*Instructions to follow*: Filter the records below down to lines containing "ylabel".

Excerpts from a figure dataset

_ _ _ _ _

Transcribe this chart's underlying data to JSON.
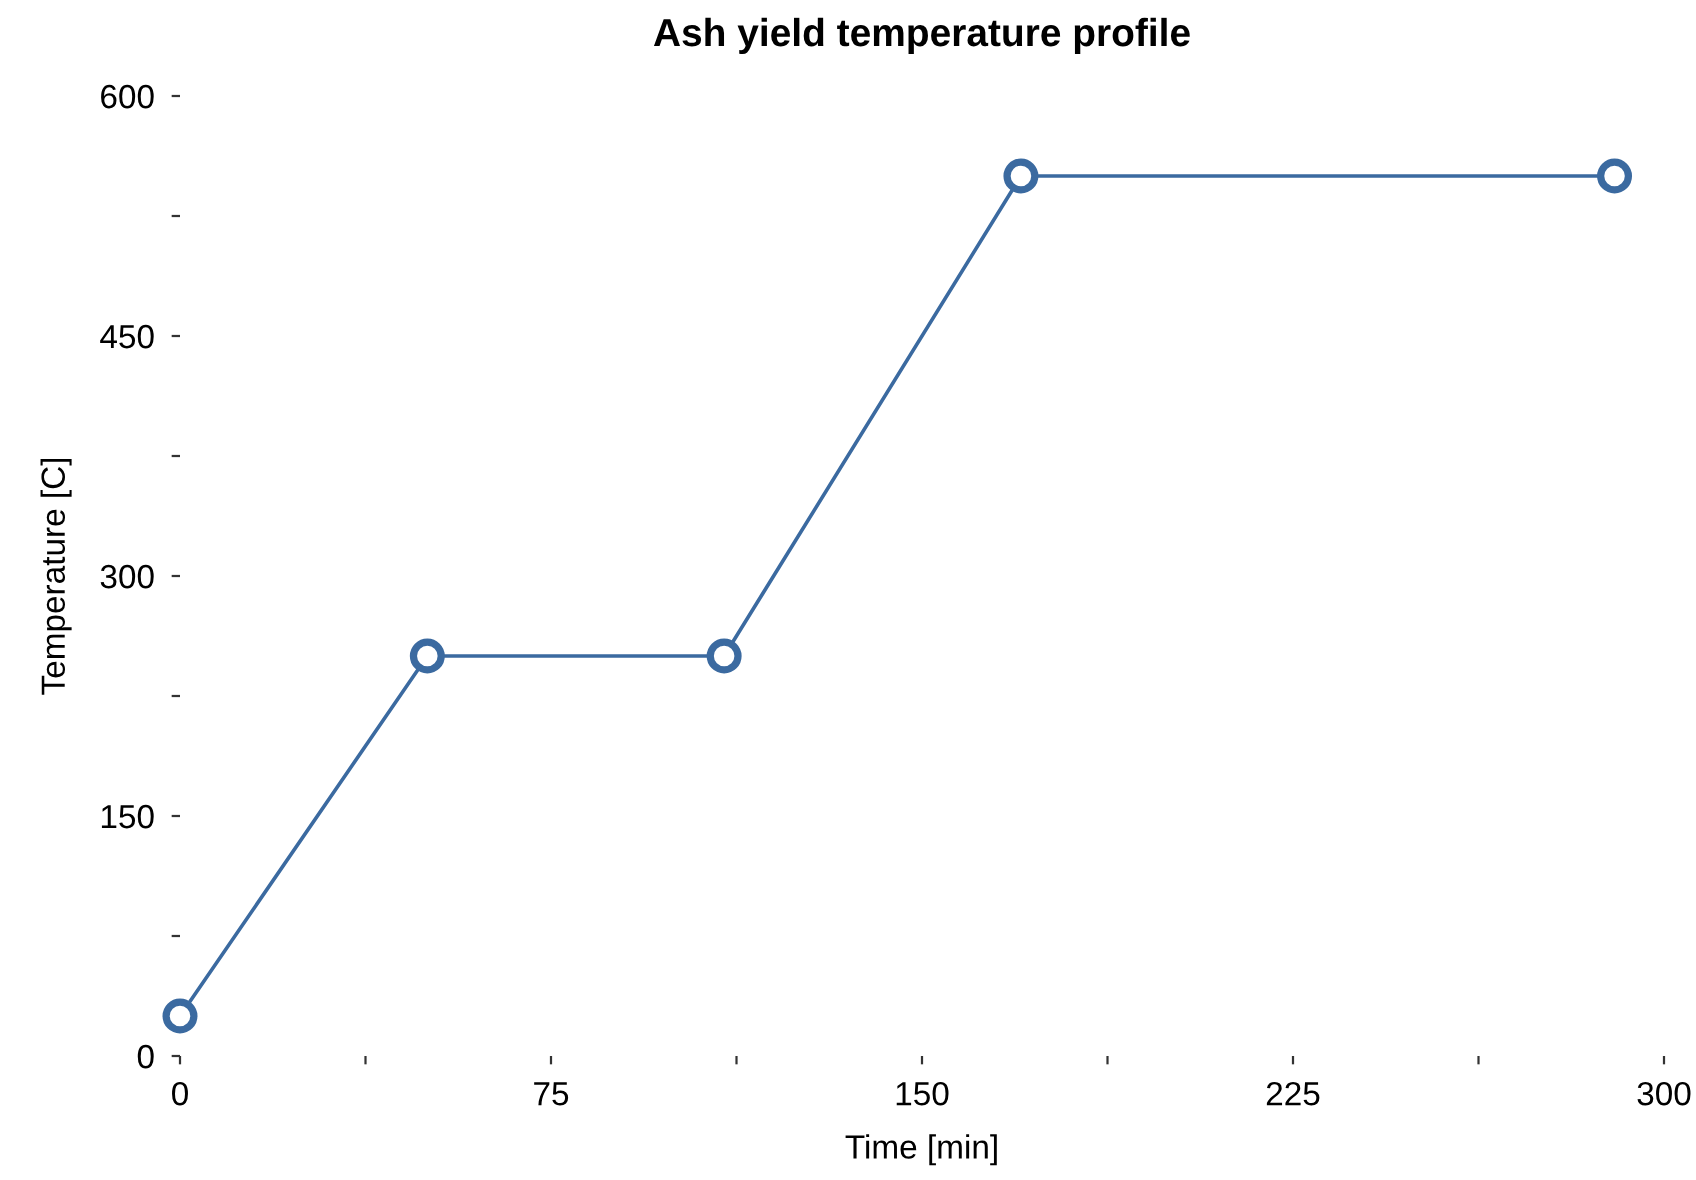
{
  "chart_data": {
    "type": "line",
    "title": "Ash yield temperature profile",
    "xlabel": "Time [min]",
    "ylabel": "Temperature [C]",
    "x": [
      0,
      50,
      110,
      170,
      290
    ],
    "series": [
      {
        "color": "#3b6aa0",
        "values": [
          25,
          250,
          250,
          550,
          550
        ]
      }
    ],
    "xlim": [
      0,
      300
    ],
    "ylim": [
      0,
      600
    ],
    "xticks": [
      0,
      {
        "value": 37.5,
        "label": null
      },
      75,
      {
        "value": 112.5,
        "label": null
      },
      150,
      {
        "value": 187.5,
        "label": null
      },
      225,
      {
        "value": 262.5,
        "label": null
      },
      300
    ],
    "yticks": [
      0,
      {
        "value": 75,
        "label": null
      },
      150,
      {
        "value": 225,
        "label": null
      },
      300,
      {
        "value": 375,
        "label": null
      },
      450,
      {
        "value": 525,
        "label": null
      },
      600
    ],
    "marker": "circle",
    "line_style": "solid",
    "grid": false
  }
}
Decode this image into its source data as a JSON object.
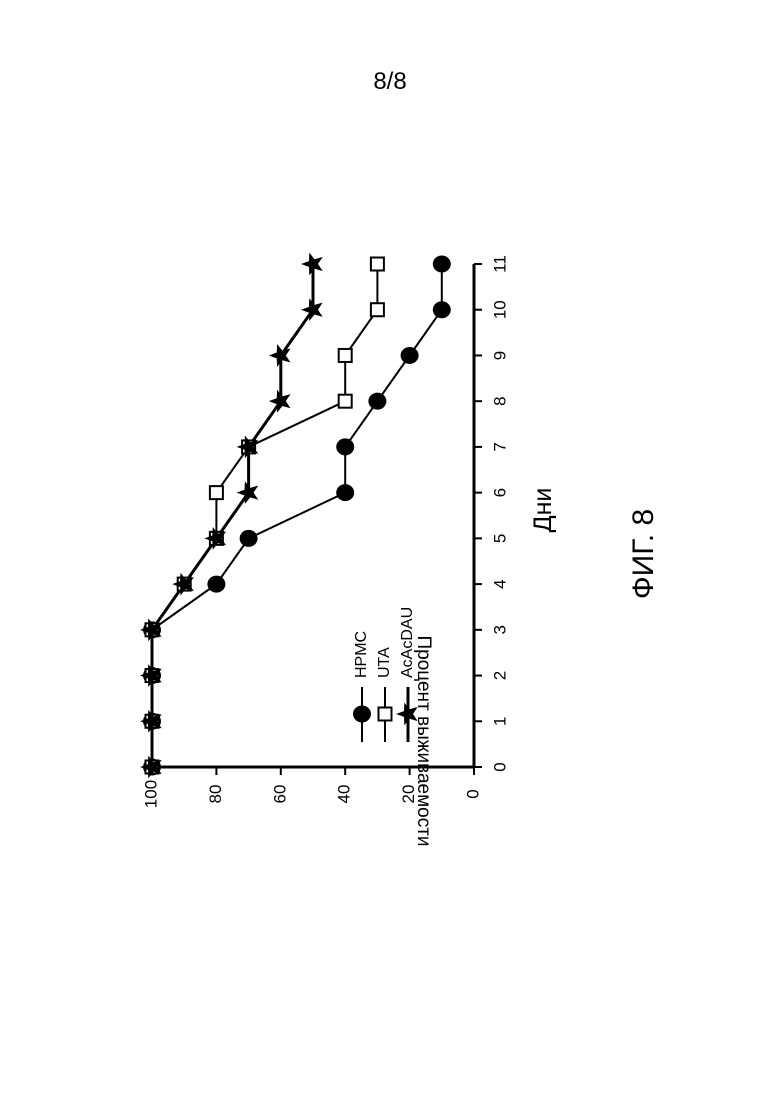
{
  "page": {
    "number": "8/8",
    "figure_label": "ФИГ. 8"
  },
  "chart_data": {
    "type": "line",
    "orientation": "rotated 90° counter-clockwise on the page",
    "title": "",
    "xlabel": "Дни",
    "ylabel": "Процент выживаемости",
    "x": [
      0,
      1,
      2,
      3,
      4,
      5,
      6,
      7,
      8,
      9,
      10,
      11
    ],
    "xlim": [
      0,
      11
    ],
    "ylim": [
      0,
      100
    ],
    "xticks": [
      "0",
      "1",
      "2",
      "3",
      "4",
      "5",
      "6",
      "7",
      "8",
      "9",
      "10",
      "11"
    ],
    "yticks": [
      "0",
      "20",
      "40",
      "60",
      "80",
      "100"
    ],
    "grid": false,
    "legend_position": "inside plot area, lower-middle",
    "series": [
      {
        "name": "HPMC",
        "marker": "filled-circle",
        "values": [
          100,
          100,
          100,
          100,
          80,
          70,
          40,
          40,
          30,
          20,
          10,
          10
        ]
      },
      {
        "name": "UTA",
        "marker": "open-square",
        "values": [
          100,
          100,
          100,
          100,
          90,
          80,
          80,
          70,
          40,
          40,
          30,
          30
        ]
      },
      {
        "name": "AcAcDAU",
        "marker": "filled-star",
        "values": [
          100,
          100,
          100,
          100,
          90,
          80,
          70,
          70,
          60,
          60,
          50,
          50
        ]
      }
    ]
  }
}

_ _ _ _ _

*Right answer*:
    "ylabel": "Temperature [C]",
    "ylabel": "Процент выживаемости",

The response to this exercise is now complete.